— BEGIN —
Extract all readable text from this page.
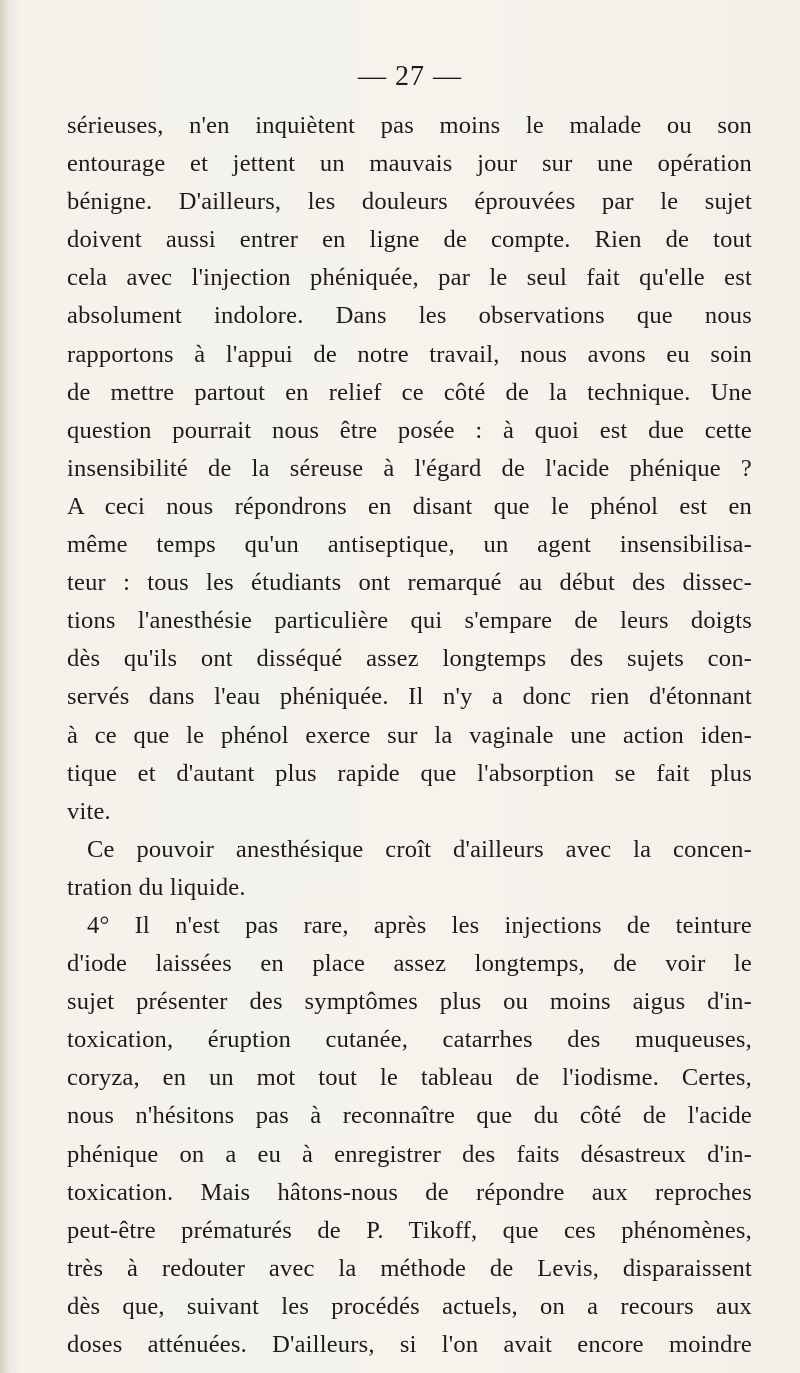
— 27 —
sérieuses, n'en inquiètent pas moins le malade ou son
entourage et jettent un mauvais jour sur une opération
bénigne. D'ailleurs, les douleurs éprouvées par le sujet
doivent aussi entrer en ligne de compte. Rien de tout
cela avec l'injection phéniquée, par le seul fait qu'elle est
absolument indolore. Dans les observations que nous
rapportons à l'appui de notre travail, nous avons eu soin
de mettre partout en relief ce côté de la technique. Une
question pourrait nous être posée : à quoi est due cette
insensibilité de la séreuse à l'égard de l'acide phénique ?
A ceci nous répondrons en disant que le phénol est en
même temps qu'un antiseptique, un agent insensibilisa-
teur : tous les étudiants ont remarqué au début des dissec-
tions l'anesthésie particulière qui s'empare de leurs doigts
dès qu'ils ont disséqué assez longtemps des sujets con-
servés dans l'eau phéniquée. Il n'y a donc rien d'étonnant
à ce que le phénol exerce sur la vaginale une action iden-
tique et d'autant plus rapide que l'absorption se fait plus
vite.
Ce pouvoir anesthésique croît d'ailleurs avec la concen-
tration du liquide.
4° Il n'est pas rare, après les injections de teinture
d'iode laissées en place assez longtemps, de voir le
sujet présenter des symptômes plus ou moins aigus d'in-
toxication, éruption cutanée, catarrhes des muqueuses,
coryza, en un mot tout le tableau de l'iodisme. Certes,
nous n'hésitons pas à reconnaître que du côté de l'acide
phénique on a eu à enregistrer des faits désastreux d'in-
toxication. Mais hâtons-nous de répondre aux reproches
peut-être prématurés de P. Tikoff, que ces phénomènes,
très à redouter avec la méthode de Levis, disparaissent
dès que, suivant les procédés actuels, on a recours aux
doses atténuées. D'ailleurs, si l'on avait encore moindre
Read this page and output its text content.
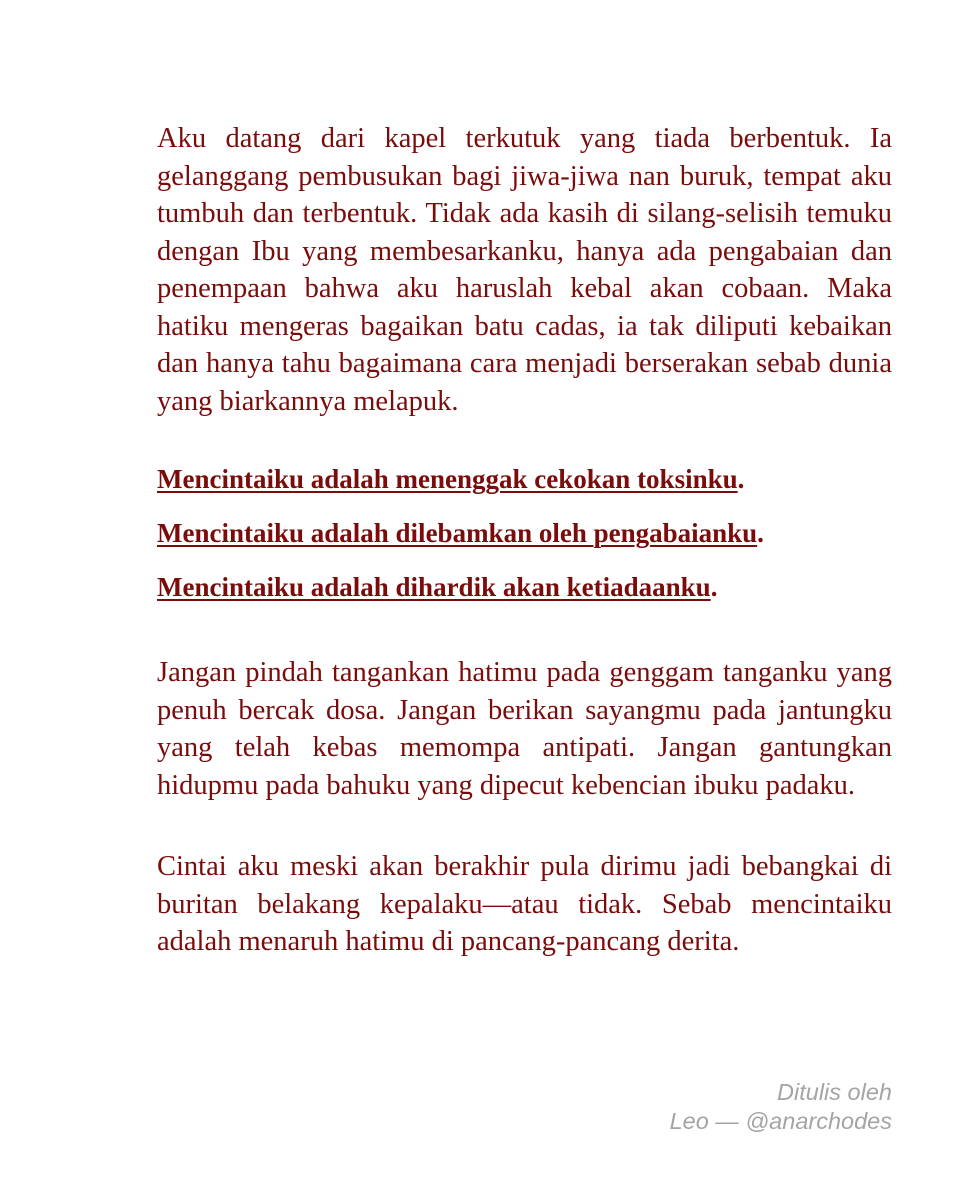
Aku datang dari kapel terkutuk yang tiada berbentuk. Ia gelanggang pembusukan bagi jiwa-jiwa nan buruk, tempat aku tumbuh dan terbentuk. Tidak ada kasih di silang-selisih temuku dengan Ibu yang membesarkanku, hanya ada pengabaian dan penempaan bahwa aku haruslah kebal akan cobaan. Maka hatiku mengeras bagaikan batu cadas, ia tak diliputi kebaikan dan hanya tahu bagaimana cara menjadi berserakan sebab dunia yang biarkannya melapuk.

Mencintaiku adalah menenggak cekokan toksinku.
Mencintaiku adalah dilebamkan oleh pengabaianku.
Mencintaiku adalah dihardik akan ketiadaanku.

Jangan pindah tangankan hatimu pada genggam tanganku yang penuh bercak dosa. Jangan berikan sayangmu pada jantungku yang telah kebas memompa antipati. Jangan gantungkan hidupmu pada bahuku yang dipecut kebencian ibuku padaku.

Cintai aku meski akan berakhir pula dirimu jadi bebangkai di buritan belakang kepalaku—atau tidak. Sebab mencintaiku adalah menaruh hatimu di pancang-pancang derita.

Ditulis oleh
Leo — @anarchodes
— END —
• [EXERCISE BRIEF]: Reproduce every line exactly and omit all pictures.

• [CORRECT RESPONSE]:
Extract all readable text from this page.
— 27 —
sérieuses, n'en inquiètent pas moins le malade ou son
entourage et jettent un mauvais jour sur une opération
bénigne. D'ailleurs, les douleurs éprouvées par le sujet
doivent aussi entrer en ligne de compte. Rien de tout
cela avec l'injection phéniquée, par le seul fait qu'elle est
absolument indolore. Dans les observations que nous
rapportons à l'appui de notre travail, nous avons eu soin
de mettre partout en relief ce côté de la technique. Une
question pourrait nous être posée : à quoi est due cette
insensibilité de la séreuse à l'égard de l'acide phénique ?
A ceci nous répondrons en disant que le phénol est en
même temps qu'un antiseptique, un agent insensibilisa-
teur : tous les étudiants ont remarqué au début des dissec-
tions l'anesthésie particulière qui s'empare de leurs doigts
dès qu'ils ont disséqué assez longtemps des sujets con-
servés dans l'eau phéniquée. Il n'y a donc rien d'étonnant
à ce que le phénol exerce sur la vaginale une action iden-
tique et d'autant plus rapide que l'absorption se fait plus
vite.
Ce pouvoir anesthésique croît d'ailleurs avec la concen-
tration du liquide.
4° Il n'est pas rare, après les injections de teinture
d'iode laissées en place assez longtemps, de voir le
sujet présenter des symptômes plus ou moins aigus d'in-
toxication, éruption cutanée, catarrhes des muqueuses,
coryza, en un mot tout le tableau de l'iodisme. Certes,
nous n'hésitons pas à reconnaître que du côté de l'acide
phénique on a eu à enregistrer des faits désastreux d'in-
toxication. Mais hâtons-nous de répondre aux reproches
peut-être prématurés de P. Tikoff, que ces phénomènes,
très à redouter avec la méthode de Levis, disparaissent
dès que, suivant les procédés actuels, on a recours aux
doses atténuées. D'ailleurs, si l'on avait encore moindre
Read this page and output its text content.
Aku datang dari kapel terkutuk yang tiada berbentuk. Ia gelanggang pembusukan bagi jiwa-jiwa nan buruk, tempat aku tumbuh dan terbentuk. Tidak ada kasih di silang-selisih temuku dengan Ibu yang membesarkanku, hanya ada pengabaian dan penempaan bahwa aku haruslah kebal akan cobaan. Maka hatiku mengeras bagaikan batu cadas, ia tak diliputi kebaikan dan hanya tahu bagaimana cara menjadi berserakan sebab dunia yang biarkannya melapuk.

Mencintaiku adalah menenggak cekokan toksinku.
Mencintaiku adalah dilebamkan oleh pengabaianku.
Mencintaiku adalah dihardik akan ketiadaanku.

Jangan pindah tangankan hatimu pada genggam tanganku yang penuh bercak dosa. Jangan berikan sayangmu pada jantungku yang telah kebas memompa antipati. Jangan gantungkan hidupmu pada bahuku yang dipecut kebencian ibuku padaku.

Cintai aku meski akan berakhir pula dirimu jadi bebangkai di buritan belakang kepalaku—atau tidak. Sebab mencintaiku adalah menaruh hatimu di pancang-pancang derita.

Ditulis oleh
Leo — @anarchodes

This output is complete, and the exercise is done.